EXTRAIT CHOISI:
----

Certains autres migrants choisiront de s’établir et de se sédentariser dans un pays d’accueil. Ces personnes s’inscrivent dans un « transnationalisme diasporique » (au sens de Dahinden, 2009) et exploiteront alors un capital social (Bourdieu, 1980) très différent du premier puisque celui-ci correspond à des réseaux « forts » se basant sur le principe de solidarité et de réciprocité ethnique et/ou familiale (Dahinden, 2009). Dans le cadre de ce travail de mémoire, l’ensemble des personnes rencontrées s’est sédentarisé en Suisse. Je montrerai plus tard qu’elles ont effectivement été amenées à faire appel à leur réseau familial et/ou ethnique pour traverser les différentes étapes inhérentes à leur intégration dans le pays hôte.  

Pour étayer la notion de « capital social », Bourdieu (1980) parle de ressources liées à la possession d’un réseau durable de relations. Un capital social peut être plus ou moins grand et limité pour une personne, et le volume de ce capital dépend toujours, selon Bourdieu, de deux facteurs principaux : 1) L’étendue du réseau des liaisons que la personne peut mobiliser (la taille, le nombre de relations qu’a l’individu, exemple : si une personne est migrante sans papiers en Suisse, c’est bien la taille et le volume de son réseau qui va pouvoir maximiser son accès à un

endroit pour dormir, à un travail pour gagner de l’argent, à des informations pour gérer la vie dans la clandestinité, etc.). Pour autant, ce volume du capital social dépend aussi, selon Bourdieu, de : 2) L’étendue du capital que possède la personne à laquelle l’individu est lié (exemple : si la personne migrante sans papiers n’a accès qu’à des personnes qui sont des sans-papiers, isolés, sans travail, etc., elle pourra connaître des centaines de personnes mais celles-ci ne lui donneront accès à rien). En revanche, si ces personnes qu’elle connaît ont aussi elles-mêmes un volume de capital économique- avoir un grand appartement pour accueillir la personne sans papiers par exemple-, social et symbolique élevé, alors le capital social sera plus grand, plus intéressant. C’est dans ce sens que Bourdieu (1980) ajoute que le capital social représente un multiplicateur : avoir des relations sociales avec une personne qui a un bon capital en termes social, culturel et symbolique peut donner accès à d’autres formes de capitaux. Il est également important de préciser que lorsque je parle de capital social au sens de Bourdieu (1980), je retrouve l’idée de solidarité qui est à son origine. En effet, le volume du capital social dépend aussi- et surtout- du fait que la personne à laquelle l’individu fait appel mette à disposition (ou pas) ses propres ressources. C’est en ce sens que s’exprime la notion de solidarité. Plus haut, je décrivais les réseaux dits « forts » se basant sur ce principe de solidarité et de réciprocité ethnique et/ou familiale (Dahinden, 2009) chez les personnes migrantes sédentarisées. La mobilisation de ce type de réseau précis s’explique probablement par le fait qu’il y ait entre le migrant sédentarisé et les personnes de son réseau ethnique et/ou familial la conscience d’une ethnicité commune, d’idées communes, de représentations d’un destin commun familial, ethnique, religieux, etc. qui motive ce développement de solidarité.

----

ENTRÉES FOURNIES:

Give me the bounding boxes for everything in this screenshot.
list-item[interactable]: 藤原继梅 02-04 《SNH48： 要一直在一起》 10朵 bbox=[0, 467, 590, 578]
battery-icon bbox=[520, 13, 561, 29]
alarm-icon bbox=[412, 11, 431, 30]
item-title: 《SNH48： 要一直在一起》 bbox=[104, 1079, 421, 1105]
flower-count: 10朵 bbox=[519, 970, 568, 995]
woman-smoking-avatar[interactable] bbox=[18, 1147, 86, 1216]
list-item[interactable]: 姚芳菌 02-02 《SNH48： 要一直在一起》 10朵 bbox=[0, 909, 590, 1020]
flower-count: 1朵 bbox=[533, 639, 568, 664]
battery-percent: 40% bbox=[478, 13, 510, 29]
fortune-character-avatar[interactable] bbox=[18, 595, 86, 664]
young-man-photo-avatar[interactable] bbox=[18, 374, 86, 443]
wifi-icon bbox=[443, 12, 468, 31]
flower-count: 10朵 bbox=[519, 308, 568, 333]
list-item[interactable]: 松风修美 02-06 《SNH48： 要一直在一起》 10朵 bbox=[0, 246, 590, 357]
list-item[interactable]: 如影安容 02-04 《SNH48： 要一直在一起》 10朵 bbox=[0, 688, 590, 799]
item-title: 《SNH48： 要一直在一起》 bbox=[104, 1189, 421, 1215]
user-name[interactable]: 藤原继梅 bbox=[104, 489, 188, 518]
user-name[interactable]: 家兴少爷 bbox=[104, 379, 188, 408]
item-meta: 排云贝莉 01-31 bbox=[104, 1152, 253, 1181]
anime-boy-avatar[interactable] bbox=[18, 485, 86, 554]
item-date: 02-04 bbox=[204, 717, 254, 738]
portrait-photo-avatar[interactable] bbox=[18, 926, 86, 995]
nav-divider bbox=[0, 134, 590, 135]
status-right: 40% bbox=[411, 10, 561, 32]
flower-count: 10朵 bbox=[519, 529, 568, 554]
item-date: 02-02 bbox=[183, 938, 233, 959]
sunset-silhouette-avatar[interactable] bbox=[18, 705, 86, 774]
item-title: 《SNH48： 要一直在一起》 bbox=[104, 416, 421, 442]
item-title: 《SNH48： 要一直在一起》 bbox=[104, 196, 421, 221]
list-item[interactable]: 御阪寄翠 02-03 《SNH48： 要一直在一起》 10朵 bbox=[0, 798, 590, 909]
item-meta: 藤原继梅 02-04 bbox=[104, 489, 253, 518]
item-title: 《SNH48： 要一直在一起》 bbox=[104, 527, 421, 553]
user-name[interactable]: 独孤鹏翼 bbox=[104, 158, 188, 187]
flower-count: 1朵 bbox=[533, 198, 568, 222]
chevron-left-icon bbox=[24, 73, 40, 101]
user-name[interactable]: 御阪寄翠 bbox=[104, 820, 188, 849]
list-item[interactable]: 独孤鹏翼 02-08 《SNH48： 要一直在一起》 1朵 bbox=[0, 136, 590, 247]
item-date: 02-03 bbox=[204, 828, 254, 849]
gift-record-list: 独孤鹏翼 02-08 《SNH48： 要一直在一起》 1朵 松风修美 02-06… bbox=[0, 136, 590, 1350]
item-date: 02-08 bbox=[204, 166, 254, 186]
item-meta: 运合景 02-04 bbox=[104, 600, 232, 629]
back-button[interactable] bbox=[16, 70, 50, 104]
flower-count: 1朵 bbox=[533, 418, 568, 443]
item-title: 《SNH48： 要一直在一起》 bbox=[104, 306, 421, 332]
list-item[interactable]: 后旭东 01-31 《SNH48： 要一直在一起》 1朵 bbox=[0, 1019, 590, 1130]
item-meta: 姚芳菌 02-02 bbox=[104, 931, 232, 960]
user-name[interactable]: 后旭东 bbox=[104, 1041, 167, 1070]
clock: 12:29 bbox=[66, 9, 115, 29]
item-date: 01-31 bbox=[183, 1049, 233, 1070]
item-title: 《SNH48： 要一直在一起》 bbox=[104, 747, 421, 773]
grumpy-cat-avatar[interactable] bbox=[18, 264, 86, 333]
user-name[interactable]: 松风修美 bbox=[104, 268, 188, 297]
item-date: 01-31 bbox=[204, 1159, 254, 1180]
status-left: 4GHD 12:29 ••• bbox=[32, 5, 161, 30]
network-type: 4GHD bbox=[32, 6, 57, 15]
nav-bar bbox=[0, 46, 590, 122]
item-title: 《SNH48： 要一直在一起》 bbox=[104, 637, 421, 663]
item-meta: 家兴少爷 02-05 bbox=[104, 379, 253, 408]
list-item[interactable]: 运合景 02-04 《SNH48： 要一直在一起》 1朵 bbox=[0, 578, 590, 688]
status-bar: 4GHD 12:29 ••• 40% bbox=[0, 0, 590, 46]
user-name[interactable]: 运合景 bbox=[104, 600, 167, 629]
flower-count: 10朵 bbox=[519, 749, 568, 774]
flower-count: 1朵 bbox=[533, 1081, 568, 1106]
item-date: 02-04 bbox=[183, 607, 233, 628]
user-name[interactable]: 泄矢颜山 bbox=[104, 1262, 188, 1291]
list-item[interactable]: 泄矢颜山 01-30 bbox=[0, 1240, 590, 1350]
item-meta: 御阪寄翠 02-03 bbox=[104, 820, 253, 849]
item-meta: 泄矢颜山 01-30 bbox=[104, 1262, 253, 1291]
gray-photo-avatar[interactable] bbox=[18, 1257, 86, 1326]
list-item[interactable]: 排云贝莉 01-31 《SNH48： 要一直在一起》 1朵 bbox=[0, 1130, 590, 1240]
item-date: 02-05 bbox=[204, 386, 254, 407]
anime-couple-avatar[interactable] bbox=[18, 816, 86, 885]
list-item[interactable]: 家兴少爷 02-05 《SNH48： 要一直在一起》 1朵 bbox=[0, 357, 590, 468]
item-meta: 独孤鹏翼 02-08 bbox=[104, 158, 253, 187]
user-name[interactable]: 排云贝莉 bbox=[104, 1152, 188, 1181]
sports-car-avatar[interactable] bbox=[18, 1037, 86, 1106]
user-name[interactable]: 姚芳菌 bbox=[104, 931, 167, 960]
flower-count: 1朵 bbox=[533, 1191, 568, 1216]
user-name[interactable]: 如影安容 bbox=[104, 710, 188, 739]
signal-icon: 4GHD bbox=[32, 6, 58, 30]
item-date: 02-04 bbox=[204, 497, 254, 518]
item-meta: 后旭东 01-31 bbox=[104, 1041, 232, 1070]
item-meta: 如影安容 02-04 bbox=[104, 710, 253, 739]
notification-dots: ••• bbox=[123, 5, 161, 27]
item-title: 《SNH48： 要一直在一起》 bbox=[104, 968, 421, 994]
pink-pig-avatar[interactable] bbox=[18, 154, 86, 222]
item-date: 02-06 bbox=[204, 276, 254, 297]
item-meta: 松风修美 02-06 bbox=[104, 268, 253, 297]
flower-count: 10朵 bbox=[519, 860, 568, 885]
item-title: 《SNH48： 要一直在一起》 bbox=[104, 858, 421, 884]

----

CONSIGNE DE TRAVAIL A:
Répondez à ces questions sur l'extrait choisi :
(i) Dans quel pays se sont installées toutes les personnes rencontrées pour le mémoire ?
(ii) D'après Bourdieu, de combien de facteurs principaux dépend le volume du capital social ?
(iii) Que représente le capital social selon Bourdieu (1980) ?
CONSIGNE DE TRAVAIL B: Recopiez le passage de l'extrait choisi qui va de « Certains autres migrants » jusqu'à « le pays hôte. » inclus.

CORRIGÉ DE L'EXERCICE A:
(i) En Suisse.
(ii) De deux facteurs principaux.
(iii) Un multiplicateur.

CORRIGÉ DE L'EXERCICE B:
Certains autres migrants choisiront de s’établir et de se sédentariser dans un pays d’accueil. Ces personnes s’inscrivent dans un « transnationalisme diasporique » (au sens de Dahinden, 2009) et exploiteront alors un capital social (Bourdieu, 1980) très différent du premier puisque celui-ci correspond à des réseaux « forts » se basant sur le principe de solidarité et de réciprocité ethnique et/ou familiale (Dahinden, 2009). Dans le cadre de ce travail de mémoire, l’ensemble des personnes rencontrées s’est sédentarisé en Suisse. Je montrerai plus tard qu’elles ont effectivement été amenées à faire appel à leur réseau familial et/ou ethnique pour traverser les différentes étapes inhérentes à leur intégration dans le pays hôte.